● **PASSAGE SHOWN**
>> BEGIN

Singular Value Decomposition: SVD

$\begin{matrix} \text{The matrix} \\ \text{A} \end{matrix}$ $\begin{matrix} \text{Orthogonal basis for} \\ \text{column space of A} \end{matrix}$ $\begin{matrix} \text{Singular} \\ \text{values of A} \end{matrix}$ $\begin{matrix} \text{Orthogonal basis for} \\ \text{row space of A} \end{matrix}$

$\: \: \: \left[ \begin{matrix} \\ \\ A \\ m\times n \\ \\ \end{matrix} \right] \: \: = \: \:$ $\left[ \begin{matrix} \\ \\ \quad \quad U \quad \quad \\ m\times m \\ \\ \end{matrix} \right] \quad$ $\left[ \begin{matrix} \\ \\ \sum \\ m\times n \\ \\ \end{matrix} \right] \quad \quad$ $\left[ \begin{matrix} \\ \quad V^T \quad \\ n\times n \\\end{matrix} \right] $

In [1]:
import numpy as np
import matplotlib.pyplot as plt
from PIL import Image
In [2]:
ein = Image.open('einstein.jpg')
print(np.shape(ein))

ein = np.mean(ein,2) # 2: 3rd dimention: 3 colors (rgb)
print(np.shape(ein))

plt.imshow(ein)
plt.show()

(1312, 1024, 3)
(1312, 1024)
In [8]:
U,s,V = np.linalg.svd(ein) # U: matrix, s: singular value, V: matrix

print(np.shape(U)) # square matrix
print(np.shape(s)) # vector
print(np.shape(V)) # square matrix

fig,ax = plt.subplots(1,3)

ax[0].imshow(U)
ax[0].set_title('U')

ax[1].imshow(np.diag(np.log(s)))
ax[1].set_title('$\\Sigma$')
print(s)
print(np.log(s))

ax[2].imshow(V)
ax[2].set_title('V')

plt.show()

(1312, 1312)
(1024,)
(1024, 1024)
[1.23753227e+05 2.54921703e+04 1.99859941e+04 ... 1.93076577e+00
 1.90566344e+00 1.86651116e+00]
[11.72604476 10.14612664  9.90278701 ...  0.6579167   0.64483021
  0.624071  ]
In [4]:
plt.plot(s,'ks-',markerfacecolor='w')
plt.xlim([-1,50])
plt.title('Eigenspectrum of Einstein')

>> END

● **GIVEN TASK 1**
Edit the Einstein SVD notebook, starting at "fig,ax = plt.subplots(1,3)" and ending at "ax[2].set_title('V')", and give that part again with "imshow" changed to "matshow".
● **GIVEN TASK 2**
Resume the Einstein SVD notebook after its last line and continue it.

● **ENTRIES SUPPLIED**
>> BEGIN

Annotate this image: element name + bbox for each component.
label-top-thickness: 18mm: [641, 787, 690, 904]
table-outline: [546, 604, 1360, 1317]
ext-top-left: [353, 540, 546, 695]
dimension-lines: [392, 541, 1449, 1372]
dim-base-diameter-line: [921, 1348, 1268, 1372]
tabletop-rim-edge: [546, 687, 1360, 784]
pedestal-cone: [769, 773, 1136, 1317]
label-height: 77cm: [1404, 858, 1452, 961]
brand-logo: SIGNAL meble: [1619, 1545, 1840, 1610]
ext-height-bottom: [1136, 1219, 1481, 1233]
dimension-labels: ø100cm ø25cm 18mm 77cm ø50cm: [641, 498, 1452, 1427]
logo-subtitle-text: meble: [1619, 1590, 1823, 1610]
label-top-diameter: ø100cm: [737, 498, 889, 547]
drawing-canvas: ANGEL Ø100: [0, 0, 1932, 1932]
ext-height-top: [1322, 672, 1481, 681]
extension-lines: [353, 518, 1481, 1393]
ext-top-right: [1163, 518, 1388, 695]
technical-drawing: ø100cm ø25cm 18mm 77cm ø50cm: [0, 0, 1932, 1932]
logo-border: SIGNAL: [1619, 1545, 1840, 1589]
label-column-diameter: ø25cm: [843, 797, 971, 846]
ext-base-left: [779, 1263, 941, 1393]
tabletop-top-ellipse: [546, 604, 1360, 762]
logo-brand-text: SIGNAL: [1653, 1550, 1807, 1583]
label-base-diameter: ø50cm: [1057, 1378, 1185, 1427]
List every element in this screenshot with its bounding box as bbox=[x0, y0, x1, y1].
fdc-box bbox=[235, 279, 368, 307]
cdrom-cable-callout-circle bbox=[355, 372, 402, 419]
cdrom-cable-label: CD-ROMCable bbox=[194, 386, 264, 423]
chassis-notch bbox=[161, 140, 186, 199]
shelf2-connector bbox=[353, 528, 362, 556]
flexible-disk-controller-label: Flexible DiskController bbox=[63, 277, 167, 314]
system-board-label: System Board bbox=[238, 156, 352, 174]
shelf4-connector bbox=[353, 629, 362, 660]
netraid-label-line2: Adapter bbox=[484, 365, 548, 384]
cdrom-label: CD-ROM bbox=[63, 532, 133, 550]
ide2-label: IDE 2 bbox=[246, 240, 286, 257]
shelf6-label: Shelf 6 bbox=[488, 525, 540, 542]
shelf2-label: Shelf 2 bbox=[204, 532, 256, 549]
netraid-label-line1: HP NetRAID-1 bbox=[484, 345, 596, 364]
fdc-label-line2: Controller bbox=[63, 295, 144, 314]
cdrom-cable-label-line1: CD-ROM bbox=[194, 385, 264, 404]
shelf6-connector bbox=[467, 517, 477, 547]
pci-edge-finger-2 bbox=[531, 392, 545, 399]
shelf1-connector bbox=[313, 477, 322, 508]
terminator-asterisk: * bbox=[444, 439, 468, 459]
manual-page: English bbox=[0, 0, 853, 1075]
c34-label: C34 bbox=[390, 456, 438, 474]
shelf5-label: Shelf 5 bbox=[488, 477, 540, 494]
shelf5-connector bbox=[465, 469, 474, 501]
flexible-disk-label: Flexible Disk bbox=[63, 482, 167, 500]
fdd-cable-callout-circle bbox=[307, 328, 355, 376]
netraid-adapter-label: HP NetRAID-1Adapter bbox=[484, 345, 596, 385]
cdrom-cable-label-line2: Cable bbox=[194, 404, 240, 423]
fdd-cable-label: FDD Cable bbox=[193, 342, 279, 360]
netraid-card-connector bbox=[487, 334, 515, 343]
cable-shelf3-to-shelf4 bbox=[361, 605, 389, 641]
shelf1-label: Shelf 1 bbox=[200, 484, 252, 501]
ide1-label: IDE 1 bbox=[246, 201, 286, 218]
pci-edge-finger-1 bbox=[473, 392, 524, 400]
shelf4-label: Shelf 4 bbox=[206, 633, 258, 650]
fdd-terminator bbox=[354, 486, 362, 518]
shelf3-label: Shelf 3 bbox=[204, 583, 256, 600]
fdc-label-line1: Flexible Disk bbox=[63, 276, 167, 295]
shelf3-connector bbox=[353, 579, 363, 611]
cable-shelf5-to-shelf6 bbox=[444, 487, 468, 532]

>> END

● **RIGHT ANSWER 1**
fig,ax = plt.subplots(1,3)

ax[0].matshow(U)
ax[0].set_title('U')

ax[1].matshow(np.diag(np.log(s)))
ax[1].set_title('$\\Sigma$')
print(s)
print(np.log(s))

ax[2].matshow(V)
ax[2].set_title('V')

● **RIGHT ANSWER 2**
plt.show()

Exercise 1

Reconstruct the image from the SVD.

In [5]:
S = np.zeros(np.shape(ein))

for i in range(0,len(s)):
    S[i,i] = s[i] # diagonalize
    
rein = U@S@V

plt.subplot(1,2,1)
plt.imshow(ein)
plt.axis('off')
plt.title('original')

plt.subplot(1,2,2)
plt.imshow(rein)
plt.axis('off')
plt.title('SVD version')

plt.show()

Exercise 2

Reconstruct the image but shuffle the singular values.

In [6]:
# shuffle the order of the singular values
randorder = np.random.permutation(len(s))
print(np.random.permutation(5))
print(randorder)

S = np.zeros(np.shape(ein))
for i in range(0,len(s)):
    S[i,i] = s[randorder[i]] # diagonalize
    
rein = U@S@V

plt.subplot(1,2,1)
plt.imshow(ein)
plt.axis('off')
plt.title('original')

plt.subplot(1,2,2)
plt.imshow(rein)
plt.axis('off')
plt.title('SVD version')

plt.show()

[0 3 4 1 2]
[393 519 728 ... 682 644 194]

Exercise 3

Partially reconstruct the image using the first N components.

In [7]:
S = np.zeros(np.shape(ein))
for i in range(10,len(s)):
    S[i,i] = s[i]
    
rein = U@S@V

plt.subplot(1,2,1)
plt.imshow(ein)
plt.axis('off')
plt.title('original')

plt.subplot(1,2,2)
plt.imshow(rein)
plt.axis('off')
plt.title('SVD version')

plt.show()